* begin EXTRACTED RECORDS *

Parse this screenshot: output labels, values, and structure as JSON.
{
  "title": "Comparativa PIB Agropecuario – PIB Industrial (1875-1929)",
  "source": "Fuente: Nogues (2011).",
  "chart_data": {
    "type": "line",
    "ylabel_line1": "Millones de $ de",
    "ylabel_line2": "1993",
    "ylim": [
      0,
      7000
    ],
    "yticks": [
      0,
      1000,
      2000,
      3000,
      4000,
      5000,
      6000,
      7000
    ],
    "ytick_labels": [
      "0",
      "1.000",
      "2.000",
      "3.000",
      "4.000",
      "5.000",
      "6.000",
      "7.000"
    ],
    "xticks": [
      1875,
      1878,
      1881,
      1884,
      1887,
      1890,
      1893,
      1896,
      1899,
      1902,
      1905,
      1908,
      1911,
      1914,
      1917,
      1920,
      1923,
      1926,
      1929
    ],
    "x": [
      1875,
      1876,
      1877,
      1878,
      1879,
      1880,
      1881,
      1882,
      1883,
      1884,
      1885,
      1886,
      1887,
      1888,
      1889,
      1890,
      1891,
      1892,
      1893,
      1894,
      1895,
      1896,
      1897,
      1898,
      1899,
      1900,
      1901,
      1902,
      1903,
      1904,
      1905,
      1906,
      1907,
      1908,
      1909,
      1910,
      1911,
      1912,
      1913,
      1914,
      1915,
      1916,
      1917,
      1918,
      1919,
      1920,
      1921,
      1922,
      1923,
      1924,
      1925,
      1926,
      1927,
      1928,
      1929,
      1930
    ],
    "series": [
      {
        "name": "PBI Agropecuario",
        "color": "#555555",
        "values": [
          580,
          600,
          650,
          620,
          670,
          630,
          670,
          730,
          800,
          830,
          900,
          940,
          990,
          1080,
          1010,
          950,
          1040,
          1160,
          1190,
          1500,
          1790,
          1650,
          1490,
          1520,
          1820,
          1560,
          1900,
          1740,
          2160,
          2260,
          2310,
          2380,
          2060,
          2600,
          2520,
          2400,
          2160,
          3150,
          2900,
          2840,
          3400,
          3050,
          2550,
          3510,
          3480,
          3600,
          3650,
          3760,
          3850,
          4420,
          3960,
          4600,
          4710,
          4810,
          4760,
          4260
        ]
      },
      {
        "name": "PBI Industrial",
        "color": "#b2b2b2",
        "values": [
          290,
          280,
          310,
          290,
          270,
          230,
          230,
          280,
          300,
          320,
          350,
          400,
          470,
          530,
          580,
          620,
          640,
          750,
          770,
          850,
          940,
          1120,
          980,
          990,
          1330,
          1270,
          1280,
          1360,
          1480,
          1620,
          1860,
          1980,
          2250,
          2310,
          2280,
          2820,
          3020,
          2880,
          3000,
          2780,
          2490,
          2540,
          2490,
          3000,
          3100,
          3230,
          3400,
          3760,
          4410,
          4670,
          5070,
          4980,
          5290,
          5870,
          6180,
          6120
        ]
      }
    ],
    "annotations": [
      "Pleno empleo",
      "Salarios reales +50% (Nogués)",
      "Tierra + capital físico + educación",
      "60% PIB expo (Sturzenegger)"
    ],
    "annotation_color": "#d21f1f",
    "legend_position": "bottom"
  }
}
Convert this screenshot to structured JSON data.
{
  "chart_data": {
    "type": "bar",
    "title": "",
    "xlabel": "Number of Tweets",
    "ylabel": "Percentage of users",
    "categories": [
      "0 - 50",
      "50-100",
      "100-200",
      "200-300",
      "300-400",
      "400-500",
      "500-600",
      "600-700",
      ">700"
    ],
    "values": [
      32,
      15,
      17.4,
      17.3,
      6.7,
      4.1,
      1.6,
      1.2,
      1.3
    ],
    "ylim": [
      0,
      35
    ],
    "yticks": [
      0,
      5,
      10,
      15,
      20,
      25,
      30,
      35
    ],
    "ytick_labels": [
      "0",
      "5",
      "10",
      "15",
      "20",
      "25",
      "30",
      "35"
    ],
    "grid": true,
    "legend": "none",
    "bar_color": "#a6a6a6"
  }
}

* end EXTRACTED RECORDS *

YOUR GOAL: Say the number of lines in the listing that hold "this", with no added words.

ANSWER TO THE TASK: 2